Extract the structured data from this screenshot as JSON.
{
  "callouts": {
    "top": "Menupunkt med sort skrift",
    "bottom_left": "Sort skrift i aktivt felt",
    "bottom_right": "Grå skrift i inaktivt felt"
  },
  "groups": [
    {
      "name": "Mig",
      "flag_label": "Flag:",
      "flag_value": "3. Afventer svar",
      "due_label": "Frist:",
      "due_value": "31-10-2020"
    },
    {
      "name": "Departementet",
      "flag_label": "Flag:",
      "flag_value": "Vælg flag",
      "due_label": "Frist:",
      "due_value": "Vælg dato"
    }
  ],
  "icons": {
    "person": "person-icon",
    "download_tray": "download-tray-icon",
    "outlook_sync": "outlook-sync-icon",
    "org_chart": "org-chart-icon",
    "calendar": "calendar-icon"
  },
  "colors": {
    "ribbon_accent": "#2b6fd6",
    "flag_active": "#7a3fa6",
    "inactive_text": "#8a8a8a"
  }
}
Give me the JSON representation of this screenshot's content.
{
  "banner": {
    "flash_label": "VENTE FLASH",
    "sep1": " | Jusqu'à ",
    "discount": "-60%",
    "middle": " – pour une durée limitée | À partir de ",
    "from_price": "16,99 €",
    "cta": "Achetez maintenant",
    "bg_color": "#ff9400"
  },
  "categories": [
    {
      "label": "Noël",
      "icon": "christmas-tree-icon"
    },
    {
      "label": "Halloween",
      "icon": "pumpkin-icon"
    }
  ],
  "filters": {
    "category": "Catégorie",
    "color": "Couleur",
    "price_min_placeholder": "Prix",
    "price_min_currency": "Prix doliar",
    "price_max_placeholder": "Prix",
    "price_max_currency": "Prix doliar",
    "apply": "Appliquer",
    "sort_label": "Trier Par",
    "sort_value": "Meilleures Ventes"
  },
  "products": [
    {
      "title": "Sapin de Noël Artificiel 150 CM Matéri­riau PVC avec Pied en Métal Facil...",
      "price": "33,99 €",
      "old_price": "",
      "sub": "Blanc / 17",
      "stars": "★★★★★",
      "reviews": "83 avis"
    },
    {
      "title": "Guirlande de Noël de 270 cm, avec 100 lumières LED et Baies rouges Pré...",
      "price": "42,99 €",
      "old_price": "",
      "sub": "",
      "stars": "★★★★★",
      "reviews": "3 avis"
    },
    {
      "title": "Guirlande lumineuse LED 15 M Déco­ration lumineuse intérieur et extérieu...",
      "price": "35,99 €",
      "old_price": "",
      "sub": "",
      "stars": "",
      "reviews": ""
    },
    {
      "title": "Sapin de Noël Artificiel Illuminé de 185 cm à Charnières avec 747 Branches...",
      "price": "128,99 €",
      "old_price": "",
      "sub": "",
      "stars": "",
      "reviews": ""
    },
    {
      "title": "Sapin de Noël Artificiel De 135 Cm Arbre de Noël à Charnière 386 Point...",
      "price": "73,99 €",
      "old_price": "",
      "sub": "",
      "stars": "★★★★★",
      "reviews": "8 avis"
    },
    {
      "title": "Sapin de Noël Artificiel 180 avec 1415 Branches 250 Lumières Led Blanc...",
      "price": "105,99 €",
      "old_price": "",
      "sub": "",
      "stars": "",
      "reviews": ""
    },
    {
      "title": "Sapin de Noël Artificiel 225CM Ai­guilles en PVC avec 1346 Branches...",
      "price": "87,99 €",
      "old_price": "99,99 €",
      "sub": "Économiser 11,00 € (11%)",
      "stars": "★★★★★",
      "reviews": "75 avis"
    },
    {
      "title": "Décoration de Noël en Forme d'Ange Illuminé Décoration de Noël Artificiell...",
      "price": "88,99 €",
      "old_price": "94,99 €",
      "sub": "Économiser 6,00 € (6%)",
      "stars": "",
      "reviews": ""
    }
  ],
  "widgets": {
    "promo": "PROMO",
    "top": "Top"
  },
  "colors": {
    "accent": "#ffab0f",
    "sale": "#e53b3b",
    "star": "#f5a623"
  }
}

----------

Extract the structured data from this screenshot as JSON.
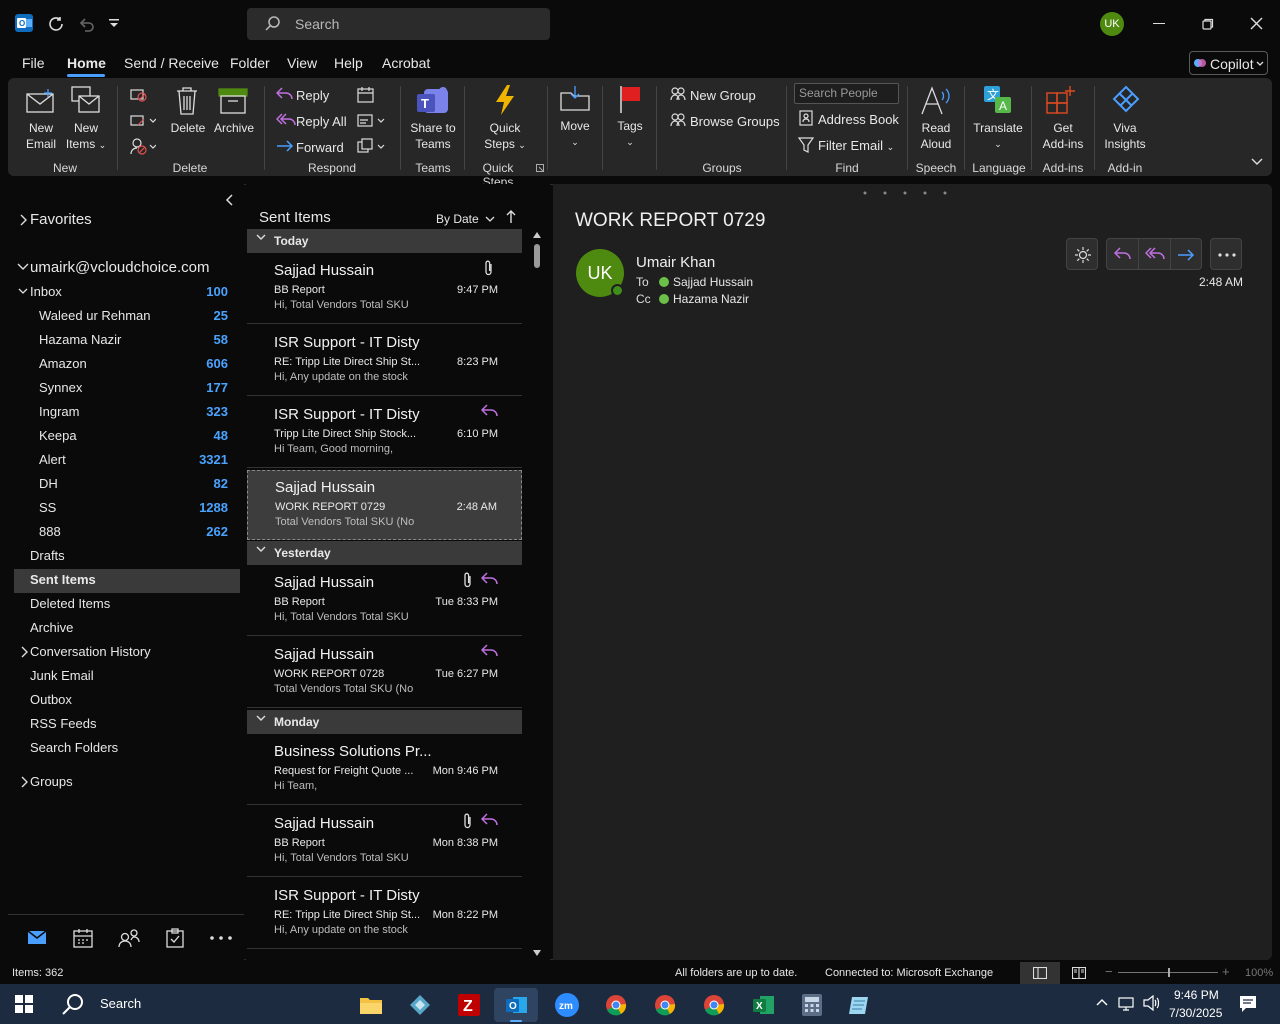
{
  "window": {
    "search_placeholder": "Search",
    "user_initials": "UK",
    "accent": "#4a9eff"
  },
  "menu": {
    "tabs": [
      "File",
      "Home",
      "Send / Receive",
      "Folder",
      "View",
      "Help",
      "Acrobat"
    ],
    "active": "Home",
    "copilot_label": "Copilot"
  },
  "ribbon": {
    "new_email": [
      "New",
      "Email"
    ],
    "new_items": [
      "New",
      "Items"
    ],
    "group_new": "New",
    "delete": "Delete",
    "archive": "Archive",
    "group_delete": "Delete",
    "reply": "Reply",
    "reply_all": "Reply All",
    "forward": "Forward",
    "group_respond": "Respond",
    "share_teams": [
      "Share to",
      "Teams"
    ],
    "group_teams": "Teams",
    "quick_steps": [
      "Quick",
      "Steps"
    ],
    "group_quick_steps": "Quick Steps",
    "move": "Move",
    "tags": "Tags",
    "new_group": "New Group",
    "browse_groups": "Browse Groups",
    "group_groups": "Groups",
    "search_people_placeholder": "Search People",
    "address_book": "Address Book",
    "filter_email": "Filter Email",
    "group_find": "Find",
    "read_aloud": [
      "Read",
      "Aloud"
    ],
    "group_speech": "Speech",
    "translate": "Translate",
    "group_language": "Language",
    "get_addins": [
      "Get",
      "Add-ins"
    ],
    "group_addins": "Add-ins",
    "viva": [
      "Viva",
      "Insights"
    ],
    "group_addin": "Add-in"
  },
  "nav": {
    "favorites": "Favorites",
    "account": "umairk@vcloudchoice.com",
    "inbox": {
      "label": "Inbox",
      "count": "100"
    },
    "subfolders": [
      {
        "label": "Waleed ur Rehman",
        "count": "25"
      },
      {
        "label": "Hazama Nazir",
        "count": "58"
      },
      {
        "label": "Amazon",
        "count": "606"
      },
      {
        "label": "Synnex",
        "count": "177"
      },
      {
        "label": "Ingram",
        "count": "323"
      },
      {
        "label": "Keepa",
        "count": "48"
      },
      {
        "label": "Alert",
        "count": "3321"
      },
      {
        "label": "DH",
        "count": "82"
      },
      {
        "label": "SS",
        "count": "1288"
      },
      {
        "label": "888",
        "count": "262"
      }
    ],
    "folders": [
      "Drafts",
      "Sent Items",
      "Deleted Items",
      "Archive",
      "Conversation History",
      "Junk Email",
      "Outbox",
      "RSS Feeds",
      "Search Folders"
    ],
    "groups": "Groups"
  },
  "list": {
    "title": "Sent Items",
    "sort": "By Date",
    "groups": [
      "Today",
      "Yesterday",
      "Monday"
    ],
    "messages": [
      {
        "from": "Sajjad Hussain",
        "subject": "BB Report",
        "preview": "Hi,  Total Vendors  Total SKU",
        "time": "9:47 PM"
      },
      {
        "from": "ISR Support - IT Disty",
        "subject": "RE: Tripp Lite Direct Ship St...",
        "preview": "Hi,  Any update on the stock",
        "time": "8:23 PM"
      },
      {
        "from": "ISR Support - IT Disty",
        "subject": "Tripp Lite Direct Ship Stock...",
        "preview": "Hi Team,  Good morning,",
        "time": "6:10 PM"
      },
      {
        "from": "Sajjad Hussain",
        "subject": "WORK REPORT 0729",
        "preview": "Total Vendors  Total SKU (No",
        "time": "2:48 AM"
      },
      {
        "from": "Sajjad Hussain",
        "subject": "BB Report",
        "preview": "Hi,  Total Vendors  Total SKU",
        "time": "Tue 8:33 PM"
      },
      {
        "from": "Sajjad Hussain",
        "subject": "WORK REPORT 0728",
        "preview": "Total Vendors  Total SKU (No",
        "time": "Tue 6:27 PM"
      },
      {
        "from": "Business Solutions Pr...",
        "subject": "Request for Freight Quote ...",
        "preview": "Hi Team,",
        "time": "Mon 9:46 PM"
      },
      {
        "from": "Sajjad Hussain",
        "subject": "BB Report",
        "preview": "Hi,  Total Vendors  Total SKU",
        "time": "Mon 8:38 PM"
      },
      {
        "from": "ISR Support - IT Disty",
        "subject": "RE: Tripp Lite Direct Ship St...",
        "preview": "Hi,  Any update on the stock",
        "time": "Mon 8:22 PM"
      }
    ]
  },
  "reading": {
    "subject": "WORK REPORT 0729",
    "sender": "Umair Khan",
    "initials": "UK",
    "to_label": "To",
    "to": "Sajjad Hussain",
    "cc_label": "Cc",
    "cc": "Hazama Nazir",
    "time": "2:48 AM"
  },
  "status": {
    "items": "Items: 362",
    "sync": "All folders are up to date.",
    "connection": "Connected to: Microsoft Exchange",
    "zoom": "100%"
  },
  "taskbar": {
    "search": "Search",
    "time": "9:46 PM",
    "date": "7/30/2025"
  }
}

----------

Look through the data above. Each line containing the word "avis" needs to be copied.

**WRITTEN ANSWER**.
      "reviews": "83 avis"
      "reviews": "3 avis"
      "reviews": "8 avis"
      "reviews": "75 avis"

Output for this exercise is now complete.